Written problem: Swap "interactable" for "clickable" in the stretch from the line containing "table-cell[interactable]: (標準) 差出人１: [325, 486, 410, 506]" through the line containing "table-cell[interactable]: マンシ: [643, 258, 676, 278]". Reproduce only those lines, leaving everything else unchanged.

Excerpted data:
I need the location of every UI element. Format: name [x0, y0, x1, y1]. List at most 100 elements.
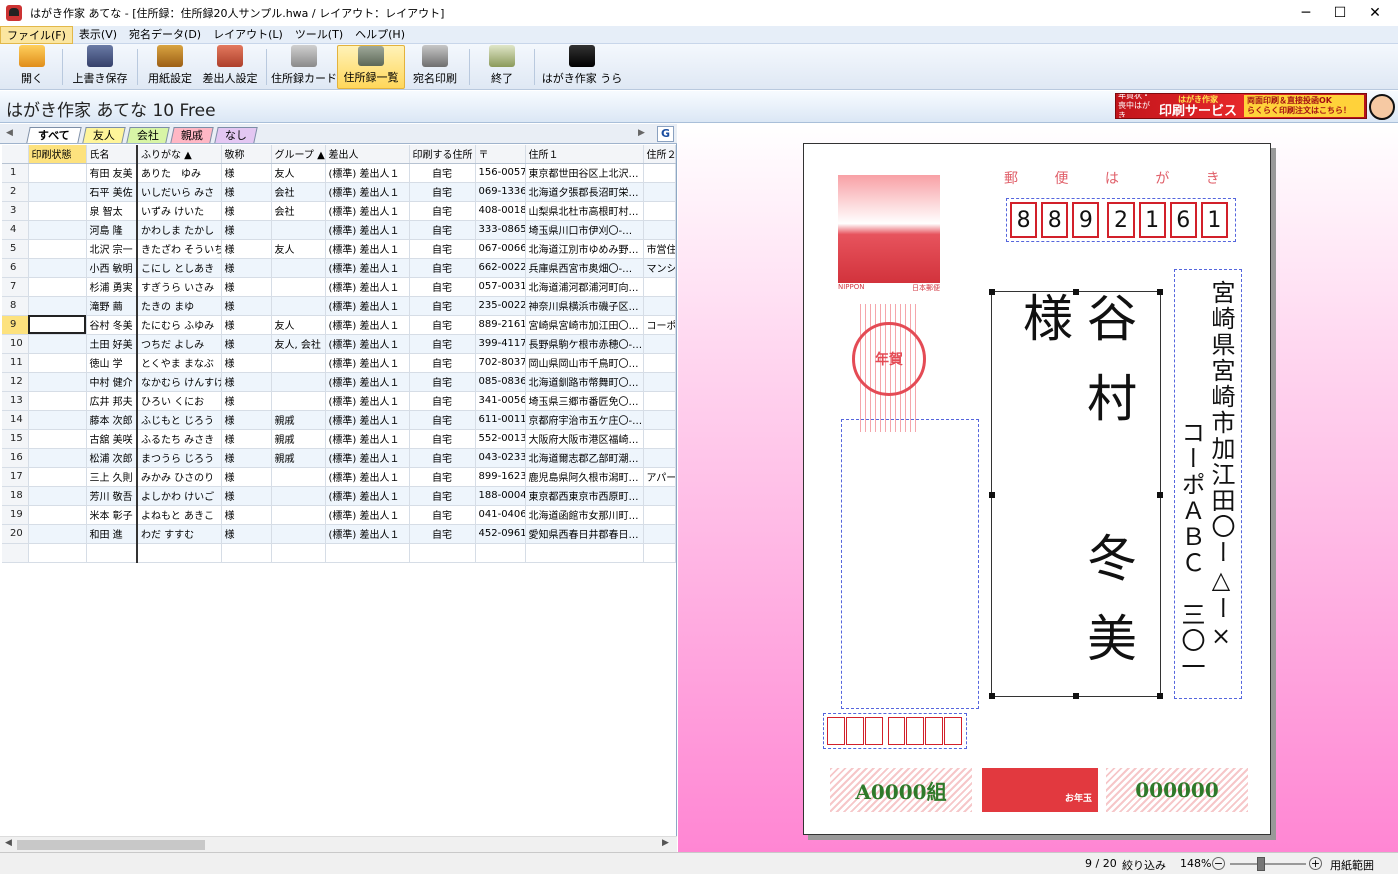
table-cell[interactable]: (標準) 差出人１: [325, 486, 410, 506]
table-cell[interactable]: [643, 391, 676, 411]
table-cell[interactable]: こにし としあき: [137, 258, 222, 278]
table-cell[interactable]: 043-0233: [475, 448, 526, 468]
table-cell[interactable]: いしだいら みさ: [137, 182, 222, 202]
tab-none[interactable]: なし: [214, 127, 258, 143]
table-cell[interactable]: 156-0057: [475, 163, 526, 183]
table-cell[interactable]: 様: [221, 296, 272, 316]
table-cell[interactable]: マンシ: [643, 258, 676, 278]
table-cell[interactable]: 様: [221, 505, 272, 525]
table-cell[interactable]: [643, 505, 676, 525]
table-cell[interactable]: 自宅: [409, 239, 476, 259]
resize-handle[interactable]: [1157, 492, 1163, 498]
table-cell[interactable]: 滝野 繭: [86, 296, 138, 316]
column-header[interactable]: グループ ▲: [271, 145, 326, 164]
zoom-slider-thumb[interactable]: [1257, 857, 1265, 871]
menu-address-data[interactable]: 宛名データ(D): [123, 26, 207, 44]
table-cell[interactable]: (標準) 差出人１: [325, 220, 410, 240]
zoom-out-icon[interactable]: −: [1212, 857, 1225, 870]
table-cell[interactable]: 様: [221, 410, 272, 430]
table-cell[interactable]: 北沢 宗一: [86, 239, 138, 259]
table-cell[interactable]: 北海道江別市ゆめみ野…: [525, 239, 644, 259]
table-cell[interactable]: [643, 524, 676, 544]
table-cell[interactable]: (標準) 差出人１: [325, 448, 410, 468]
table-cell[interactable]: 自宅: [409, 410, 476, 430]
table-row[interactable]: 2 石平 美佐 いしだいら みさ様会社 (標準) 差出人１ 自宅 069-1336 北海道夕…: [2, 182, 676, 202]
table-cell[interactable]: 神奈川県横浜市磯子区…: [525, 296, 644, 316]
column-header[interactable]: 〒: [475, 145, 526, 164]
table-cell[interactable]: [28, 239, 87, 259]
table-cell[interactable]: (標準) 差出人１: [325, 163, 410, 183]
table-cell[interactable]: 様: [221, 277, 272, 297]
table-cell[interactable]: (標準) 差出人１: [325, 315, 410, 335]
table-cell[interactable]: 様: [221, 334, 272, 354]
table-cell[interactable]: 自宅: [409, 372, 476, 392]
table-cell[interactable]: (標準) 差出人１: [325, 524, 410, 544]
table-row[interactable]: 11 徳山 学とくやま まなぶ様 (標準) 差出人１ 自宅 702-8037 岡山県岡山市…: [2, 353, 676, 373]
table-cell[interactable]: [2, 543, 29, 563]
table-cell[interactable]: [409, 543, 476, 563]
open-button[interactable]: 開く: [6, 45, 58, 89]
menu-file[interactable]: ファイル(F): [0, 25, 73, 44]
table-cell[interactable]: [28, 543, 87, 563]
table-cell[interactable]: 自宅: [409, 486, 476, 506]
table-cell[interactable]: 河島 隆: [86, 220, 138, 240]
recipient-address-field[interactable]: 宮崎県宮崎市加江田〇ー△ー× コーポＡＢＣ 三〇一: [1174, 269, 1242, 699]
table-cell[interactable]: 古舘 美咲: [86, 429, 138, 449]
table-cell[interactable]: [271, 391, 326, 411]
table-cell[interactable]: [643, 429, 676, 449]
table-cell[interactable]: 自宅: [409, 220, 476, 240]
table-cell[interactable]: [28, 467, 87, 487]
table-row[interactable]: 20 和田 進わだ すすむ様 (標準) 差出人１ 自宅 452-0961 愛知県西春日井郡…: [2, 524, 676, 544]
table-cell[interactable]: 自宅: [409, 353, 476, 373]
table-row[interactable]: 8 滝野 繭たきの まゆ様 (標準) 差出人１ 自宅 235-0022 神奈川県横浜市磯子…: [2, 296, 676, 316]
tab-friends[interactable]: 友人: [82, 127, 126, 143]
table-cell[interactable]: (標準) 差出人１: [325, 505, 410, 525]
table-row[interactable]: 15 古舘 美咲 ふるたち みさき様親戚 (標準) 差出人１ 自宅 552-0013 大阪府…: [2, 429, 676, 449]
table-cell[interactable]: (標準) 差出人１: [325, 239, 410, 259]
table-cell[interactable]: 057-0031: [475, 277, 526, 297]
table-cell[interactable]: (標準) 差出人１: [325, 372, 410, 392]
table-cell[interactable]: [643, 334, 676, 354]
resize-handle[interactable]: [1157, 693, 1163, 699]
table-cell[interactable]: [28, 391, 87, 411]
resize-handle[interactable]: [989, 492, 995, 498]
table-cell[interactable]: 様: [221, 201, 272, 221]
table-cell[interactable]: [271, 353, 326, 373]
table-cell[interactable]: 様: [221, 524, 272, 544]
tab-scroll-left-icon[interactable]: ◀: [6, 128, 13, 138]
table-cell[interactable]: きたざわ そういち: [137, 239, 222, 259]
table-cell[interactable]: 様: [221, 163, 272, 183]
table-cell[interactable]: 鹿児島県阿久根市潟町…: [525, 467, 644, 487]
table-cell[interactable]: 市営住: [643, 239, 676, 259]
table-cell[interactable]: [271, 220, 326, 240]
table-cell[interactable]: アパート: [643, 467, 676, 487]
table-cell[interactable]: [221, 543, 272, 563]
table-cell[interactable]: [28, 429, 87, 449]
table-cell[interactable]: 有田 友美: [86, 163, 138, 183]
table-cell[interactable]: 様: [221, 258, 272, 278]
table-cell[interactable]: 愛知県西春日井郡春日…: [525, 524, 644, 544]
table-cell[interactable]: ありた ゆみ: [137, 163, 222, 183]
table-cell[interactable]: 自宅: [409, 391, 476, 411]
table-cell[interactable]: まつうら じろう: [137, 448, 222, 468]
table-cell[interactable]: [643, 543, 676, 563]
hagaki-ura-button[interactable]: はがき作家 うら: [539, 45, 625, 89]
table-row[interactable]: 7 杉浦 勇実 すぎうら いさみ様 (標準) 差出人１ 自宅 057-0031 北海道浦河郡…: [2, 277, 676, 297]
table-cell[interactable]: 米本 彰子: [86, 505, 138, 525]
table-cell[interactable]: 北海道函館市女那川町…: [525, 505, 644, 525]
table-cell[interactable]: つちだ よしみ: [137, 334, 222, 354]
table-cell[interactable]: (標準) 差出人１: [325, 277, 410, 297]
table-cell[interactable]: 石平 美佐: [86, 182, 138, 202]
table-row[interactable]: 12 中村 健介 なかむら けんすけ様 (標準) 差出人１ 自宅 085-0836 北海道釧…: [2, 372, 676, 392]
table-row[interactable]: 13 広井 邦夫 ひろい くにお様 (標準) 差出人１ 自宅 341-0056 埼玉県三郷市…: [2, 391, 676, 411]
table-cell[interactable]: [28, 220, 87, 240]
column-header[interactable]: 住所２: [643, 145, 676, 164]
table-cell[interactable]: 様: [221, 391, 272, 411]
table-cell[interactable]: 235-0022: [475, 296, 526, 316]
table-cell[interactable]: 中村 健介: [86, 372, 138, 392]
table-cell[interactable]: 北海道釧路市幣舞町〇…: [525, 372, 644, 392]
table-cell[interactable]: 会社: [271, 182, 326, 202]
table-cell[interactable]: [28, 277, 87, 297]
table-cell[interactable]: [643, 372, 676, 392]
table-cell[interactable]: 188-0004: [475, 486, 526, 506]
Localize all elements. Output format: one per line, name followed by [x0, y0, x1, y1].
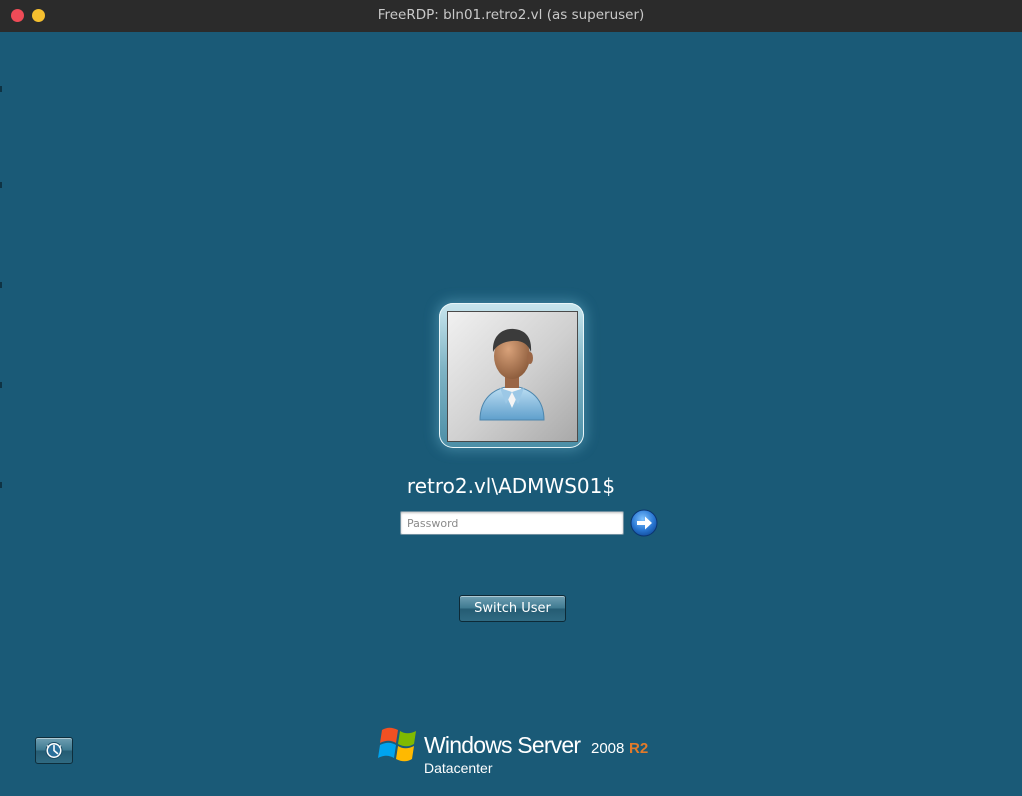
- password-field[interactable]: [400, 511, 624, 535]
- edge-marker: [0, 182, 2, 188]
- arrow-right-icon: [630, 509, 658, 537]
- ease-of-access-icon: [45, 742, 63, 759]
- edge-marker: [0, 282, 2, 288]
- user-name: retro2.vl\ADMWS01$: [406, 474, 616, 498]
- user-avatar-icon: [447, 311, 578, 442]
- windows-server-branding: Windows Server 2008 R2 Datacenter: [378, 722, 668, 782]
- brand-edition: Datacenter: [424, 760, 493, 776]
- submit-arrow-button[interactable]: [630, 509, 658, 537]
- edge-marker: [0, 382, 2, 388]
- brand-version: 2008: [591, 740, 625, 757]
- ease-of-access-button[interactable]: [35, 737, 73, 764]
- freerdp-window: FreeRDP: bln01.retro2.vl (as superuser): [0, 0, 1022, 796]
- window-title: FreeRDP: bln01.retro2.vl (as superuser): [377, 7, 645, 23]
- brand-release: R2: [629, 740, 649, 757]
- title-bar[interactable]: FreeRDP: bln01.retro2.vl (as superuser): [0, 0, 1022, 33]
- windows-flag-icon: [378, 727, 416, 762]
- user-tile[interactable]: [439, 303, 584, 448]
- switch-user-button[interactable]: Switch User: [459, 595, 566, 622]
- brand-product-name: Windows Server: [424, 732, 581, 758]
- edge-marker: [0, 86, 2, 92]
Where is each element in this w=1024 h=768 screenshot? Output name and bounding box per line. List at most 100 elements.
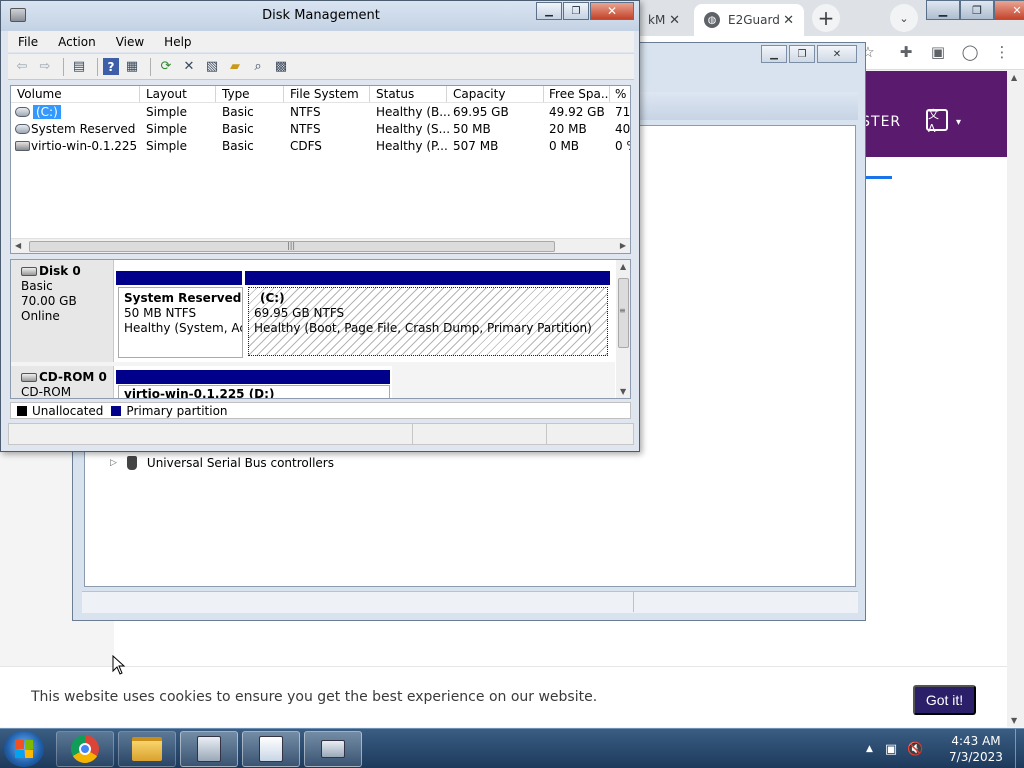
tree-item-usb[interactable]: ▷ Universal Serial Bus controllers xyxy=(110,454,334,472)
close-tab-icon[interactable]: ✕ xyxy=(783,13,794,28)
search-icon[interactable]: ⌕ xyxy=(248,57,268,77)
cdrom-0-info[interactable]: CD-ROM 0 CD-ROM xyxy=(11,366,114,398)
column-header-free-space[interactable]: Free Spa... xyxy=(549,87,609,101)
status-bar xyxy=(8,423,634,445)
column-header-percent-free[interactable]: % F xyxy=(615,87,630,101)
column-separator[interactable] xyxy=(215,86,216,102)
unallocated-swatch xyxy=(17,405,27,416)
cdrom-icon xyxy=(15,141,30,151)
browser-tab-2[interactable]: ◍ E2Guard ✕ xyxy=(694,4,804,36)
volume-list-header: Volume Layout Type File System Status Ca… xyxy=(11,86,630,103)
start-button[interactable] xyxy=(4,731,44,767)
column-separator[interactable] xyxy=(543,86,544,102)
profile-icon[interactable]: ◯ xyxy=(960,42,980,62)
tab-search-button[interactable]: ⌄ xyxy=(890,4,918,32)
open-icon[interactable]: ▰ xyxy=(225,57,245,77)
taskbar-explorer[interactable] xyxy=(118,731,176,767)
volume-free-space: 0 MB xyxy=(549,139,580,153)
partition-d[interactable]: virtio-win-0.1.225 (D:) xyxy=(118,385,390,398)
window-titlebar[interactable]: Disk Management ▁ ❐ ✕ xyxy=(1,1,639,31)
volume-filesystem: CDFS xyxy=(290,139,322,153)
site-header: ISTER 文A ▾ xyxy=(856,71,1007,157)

Result of the exercise:
table-cell[clickable]: (標準) 差出人１: [325, 486, 410, 506]
table-cell[clickable]: [643, 391, 676, 411]
table-cell[clickable]: こにし としあき: [137, 258, 222, 278]
table-cell[clickable]: 043-0233: [475, 448, 526, 468]
table-cell[clickable]: いしだいら みさ: [137, 182, 222, 202]
tab-none[clickable]: なし: [214, 127, 258, 143]
table-cell[clickable]: 156-0057: [475, 163, 526, 183]
table-cell[clickable]: 様: [221, 296, 272, 316]
table-cell[clickable]: マンシ: [643, 258, 676, 278]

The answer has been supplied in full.